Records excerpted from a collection
○ ○ ○ ○ ○

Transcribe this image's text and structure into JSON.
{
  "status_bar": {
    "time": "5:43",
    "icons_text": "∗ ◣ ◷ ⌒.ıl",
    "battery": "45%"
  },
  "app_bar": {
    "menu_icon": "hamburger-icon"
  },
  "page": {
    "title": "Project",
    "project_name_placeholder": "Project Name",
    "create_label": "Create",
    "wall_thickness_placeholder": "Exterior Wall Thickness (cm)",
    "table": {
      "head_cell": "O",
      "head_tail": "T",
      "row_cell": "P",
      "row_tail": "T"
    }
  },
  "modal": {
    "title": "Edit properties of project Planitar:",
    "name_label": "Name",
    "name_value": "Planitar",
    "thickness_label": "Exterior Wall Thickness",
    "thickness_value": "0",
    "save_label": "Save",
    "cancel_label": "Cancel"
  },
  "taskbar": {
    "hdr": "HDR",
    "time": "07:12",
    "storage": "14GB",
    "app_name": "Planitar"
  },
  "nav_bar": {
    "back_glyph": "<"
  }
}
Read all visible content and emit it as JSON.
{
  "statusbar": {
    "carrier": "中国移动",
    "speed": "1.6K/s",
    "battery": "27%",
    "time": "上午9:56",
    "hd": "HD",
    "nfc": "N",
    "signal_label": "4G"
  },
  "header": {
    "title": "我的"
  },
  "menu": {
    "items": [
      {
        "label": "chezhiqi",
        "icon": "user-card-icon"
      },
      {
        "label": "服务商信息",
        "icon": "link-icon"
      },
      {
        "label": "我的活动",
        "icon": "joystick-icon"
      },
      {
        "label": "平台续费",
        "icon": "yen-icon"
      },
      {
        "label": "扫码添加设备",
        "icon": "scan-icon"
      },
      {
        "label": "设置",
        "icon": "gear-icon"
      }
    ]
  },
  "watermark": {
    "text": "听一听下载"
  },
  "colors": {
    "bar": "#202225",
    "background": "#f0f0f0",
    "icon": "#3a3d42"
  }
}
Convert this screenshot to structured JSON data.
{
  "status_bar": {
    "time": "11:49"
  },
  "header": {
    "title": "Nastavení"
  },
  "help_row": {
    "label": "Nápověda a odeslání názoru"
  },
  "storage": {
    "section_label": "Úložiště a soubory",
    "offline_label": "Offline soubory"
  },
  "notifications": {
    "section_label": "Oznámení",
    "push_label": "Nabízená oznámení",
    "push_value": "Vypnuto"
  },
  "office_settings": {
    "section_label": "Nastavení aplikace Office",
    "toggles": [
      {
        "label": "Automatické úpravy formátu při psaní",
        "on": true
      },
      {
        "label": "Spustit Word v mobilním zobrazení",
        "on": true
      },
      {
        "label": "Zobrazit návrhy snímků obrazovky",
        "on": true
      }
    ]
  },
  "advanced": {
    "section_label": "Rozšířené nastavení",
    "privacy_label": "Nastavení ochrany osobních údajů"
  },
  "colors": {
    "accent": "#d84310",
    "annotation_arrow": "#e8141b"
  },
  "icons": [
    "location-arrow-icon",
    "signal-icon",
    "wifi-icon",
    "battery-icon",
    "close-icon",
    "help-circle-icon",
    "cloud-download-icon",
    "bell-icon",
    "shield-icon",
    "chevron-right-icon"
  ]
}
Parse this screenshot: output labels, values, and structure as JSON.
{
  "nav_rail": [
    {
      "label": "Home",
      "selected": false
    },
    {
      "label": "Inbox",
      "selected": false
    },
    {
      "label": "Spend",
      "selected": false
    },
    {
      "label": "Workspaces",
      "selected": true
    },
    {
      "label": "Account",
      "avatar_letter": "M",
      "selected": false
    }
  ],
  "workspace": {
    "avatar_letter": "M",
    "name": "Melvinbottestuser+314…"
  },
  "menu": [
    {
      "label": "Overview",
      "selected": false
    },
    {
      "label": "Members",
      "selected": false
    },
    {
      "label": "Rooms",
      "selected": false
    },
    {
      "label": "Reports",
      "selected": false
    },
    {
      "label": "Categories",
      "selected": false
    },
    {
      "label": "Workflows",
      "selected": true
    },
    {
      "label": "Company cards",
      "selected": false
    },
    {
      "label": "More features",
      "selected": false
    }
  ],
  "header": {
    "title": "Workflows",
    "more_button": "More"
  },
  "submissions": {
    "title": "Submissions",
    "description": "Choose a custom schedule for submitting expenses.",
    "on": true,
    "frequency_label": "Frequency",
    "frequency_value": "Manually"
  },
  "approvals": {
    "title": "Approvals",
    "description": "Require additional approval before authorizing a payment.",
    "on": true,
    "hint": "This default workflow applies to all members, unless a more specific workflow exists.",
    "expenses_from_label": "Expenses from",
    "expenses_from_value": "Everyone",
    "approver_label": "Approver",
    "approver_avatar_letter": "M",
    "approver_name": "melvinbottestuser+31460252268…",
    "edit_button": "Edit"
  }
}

○ ○ ○ ○ ○

▸ Objective: Extract every line from the records above that contains the word "Wall".

▸ Response:
    "wall_thickness_placeholder": "Exterior Wall Thickness (cm)",
    "thickness_label": "Exterior Wall Thickness",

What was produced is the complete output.